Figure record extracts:
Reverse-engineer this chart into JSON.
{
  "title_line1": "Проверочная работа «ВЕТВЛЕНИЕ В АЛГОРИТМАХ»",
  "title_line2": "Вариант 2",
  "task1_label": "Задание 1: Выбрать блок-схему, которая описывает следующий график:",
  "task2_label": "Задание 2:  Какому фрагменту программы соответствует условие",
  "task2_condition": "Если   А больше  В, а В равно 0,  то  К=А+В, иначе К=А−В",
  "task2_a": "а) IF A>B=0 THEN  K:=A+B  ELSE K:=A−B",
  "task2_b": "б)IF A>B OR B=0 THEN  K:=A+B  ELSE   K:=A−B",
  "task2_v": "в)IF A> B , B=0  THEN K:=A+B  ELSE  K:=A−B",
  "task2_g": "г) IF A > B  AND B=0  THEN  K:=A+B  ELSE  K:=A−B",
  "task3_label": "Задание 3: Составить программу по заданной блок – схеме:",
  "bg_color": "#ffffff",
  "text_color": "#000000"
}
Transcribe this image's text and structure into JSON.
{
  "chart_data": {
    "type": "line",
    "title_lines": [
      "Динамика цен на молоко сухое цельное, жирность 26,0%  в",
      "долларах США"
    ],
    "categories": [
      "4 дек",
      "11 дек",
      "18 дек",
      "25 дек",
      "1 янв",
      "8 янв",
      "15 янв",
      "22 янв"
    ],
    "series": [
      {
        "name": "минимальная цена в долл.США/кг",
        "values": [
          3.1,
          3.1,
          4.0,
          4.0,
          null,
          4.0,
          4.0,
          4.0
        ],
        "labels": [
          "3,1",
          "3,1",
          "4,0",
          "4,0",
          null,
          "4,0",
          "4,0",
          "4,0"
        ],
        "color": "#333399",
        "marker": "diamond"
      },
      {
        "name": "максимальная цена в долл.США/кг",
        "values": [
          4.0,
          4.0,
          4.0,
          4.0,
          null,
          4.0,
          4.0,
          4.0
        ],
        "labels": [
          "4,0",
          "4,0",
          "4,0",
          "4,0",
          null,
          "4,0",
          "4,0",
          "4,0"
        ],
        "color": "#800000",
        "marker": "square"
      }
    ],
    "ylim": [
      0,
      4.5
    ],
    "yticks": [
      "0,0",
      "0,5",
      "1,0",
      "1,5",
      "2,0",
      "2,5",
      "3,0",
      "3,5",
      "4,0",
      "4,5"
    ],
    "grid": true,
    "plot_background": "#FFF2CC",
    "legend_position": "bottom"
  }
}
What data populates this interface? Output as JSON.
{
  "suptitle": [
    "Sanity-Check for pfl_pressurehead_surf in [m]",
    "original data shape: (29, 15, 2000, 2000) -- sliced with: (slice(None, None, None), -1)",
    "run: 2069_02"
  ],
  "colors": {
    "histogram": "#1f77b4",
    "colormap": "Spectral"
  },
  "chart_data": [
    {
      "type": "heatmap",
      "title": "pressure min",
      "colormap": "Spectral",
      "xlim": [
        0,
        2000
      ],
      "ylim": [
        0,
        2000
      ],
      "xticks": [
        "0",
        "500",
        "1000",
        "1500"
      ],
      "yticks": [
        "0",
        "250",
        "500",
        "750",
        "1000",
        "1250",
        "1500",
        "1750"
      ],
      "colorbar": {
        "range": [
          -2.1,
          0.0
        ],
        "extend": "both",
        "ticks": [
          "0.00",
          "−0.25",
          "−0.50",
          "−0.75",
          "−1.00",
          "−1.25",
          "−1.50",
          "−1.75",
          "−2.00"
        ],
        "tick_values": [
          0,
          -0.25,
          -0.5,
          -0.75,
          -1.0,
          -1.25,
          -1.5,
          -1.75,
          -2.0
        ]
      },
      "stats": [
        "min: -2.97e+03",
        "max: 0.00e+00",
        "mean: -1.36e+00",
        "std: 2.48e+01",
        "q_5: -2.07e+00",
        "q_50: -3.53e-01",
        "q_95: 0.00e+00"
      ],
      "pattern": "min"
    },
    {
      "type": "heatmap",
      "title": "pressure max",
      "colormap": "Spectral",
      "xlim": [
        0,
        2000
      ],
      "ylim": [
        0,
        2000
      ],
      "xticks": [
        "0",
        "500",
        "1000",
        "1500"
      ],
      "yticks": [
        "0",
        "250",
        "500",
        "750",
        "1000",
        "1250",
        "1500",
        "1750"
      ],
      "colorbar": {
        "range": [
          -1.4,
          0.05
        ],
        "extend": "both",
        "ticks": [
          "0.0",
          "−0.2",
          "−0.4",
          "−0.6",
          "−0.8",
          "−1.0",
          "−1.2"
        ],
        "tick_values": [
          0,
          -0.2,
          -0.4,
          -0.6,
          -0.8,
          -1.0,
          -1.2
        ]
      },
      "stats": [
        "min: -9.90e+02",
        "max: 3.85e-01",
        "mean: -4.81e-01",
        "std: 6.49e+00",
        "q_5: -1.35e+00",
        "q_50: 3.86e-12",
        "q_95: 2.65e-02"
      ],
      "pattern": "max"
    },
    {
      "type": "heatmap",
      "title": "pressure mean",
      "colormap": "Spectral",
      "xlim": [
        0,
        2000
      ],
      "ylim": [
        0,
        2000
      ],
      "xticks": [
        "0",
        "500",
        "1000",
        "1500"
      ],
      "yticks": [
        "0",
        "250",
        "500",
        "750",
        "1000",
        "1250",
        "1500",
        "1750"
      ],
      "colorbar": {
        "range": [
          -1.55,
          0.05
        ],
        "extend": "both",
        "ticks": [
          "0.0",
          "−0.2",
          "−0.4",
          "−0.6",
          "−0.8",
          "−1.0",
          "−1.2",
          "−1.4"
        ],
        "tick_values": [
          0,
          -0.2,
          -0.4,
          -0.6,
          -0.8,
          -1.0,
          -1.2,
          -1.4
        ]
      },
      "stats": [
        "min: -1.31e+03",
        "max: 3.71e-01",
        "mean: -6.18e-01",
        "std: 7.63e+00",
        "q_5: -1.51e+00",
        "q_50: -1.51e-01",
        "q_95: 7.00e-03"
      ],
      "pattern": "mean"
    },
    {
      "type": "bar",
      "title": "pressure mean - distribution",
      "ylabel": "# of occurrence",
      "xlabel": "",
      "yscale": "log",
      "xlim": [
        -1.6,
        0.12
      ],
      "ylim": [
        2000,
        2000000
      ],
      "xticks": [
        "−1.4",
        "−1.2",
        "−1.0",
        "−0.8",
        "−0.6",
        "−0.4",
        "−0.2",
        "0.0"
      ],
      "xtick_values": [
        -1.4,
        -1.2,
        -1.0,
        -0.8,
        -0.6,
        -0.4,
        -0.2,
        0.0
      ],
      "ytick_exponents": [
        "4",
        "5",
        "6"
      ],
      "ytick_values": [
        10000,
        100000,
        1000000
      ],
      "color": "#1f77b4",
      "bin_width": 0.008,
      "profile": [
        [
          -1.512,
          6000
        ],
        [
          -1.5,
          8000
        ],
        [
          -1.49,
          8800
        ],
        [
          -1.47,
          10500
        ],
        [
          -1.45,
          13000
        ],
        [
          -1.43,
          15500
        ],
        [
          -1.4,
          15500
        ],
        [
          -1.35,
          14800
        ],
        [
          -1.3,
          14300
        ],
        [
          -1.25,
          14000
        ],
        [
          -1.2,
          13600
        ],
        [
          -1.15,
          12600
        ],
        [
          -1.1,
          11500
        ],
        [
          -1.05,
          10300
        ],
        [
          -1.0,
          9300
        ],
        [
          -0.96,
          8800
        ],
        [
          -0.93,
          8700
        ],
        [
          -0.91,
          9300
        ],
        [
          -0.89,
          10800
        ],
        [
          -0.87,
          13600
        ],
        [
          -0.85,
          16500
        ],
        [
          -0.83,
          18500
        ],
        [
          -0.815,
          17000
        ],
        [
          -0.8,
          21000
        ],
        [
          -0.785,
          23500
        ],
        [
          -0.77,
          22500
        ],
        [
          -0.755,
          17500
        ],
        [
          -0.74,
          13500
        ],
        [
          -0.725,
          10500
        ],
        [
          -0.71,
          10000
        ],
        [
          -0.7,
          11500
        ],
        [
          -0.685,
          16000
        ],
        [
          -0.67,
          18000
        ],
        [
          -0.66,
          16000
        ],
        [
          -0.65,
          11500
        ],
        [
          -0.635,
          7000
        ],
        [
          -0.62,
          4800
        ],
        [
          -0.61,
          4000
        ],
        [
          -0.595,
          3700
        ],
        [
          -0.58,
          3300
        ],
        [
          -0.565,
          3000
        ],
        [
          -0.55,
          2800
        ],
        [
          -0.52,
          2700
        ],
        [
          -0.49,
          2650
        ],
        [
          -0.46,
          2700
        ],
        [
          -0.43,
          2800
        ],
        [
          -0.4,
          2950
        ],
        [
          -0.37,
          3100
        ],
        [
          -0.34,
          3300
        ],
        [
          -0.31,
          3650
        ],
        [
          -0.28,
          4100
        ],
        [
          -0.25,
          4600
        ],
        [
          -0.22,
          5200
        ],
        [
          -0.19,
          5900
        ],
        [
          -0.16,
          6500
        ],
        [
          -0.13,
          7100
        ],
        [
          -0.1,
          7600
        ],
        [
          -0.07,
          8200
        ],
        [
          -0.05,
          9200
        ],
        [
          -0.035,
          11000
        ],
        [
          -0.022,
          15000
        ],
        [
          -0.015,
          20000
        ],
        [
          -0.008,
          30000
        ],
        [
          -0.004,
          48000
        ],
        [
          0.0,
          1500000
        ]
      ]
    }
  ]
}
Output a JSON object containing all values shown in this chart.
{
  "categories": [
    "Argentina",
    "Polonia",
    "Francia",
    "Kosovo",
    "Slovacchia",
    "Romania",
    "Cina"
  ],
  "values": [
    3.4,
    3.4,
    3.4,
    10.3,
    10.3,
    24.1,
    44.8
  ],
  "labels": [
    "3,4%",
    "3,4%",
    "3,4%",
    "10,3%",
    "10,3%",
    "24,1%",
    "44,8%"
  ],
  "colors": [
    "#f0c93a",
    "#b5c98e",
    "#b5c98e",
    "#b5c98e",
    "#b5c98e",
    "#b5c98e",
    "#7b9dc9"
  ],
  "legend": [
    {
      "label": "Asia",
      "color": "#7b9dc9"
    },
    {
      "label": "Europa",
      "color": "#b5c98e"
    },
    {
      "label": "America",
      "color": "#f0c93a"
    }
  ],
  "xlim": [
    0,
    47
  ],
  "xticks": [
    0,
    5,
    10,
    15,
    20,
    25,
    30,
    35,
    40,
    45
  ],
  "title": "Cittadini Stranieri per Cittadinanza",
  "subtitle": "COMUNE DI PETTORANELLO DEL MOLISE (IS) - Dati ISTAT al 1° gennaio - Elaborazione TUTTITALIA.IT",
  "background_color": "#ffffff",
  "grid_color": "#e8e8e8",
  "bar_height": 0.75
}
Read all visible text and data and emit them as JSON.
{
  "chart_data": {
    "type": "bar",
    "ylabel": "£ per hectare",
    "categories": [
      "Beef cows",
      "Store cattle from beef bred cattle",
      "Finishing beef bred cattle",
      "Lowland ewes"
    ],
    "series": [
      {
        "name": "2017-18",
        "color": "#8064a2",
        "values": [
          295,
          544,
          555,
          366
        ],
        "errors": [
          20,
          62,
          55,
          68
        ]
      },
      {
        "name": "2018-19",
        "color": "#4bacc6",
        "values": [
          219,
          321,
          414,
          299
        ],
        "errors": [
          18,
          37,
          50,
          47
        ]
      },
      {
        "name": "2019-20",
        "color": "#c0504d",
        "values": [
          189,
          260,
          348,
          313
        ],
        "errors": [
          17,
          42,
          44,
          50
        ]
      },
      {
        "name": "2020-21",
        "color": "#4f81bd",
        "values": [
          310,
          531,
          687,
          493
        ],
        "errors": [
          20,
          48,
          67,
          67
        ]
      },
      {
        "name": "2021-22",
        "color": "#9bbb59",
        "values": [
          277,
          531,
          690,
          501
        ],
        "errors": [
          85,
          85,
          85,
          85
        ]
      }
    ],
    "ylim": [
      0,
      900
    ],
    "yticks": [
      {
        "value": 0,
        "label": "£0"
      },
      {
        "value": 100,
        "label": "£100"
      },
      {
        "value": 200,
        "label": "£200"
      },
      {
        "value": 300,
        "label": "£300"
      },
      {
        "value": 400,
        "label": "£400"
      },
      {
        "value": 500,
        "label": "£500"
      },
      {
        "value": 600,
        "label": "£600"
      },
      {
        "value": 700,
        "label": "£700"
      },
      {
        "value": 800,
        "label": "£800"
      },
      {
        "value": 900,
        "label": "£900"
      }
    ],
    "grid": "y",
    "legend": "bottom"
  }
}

* **Task details**
The word "Output" may appear on some lines of these records; state how many such lines there are, and nothing else.

* **Expected answer**
2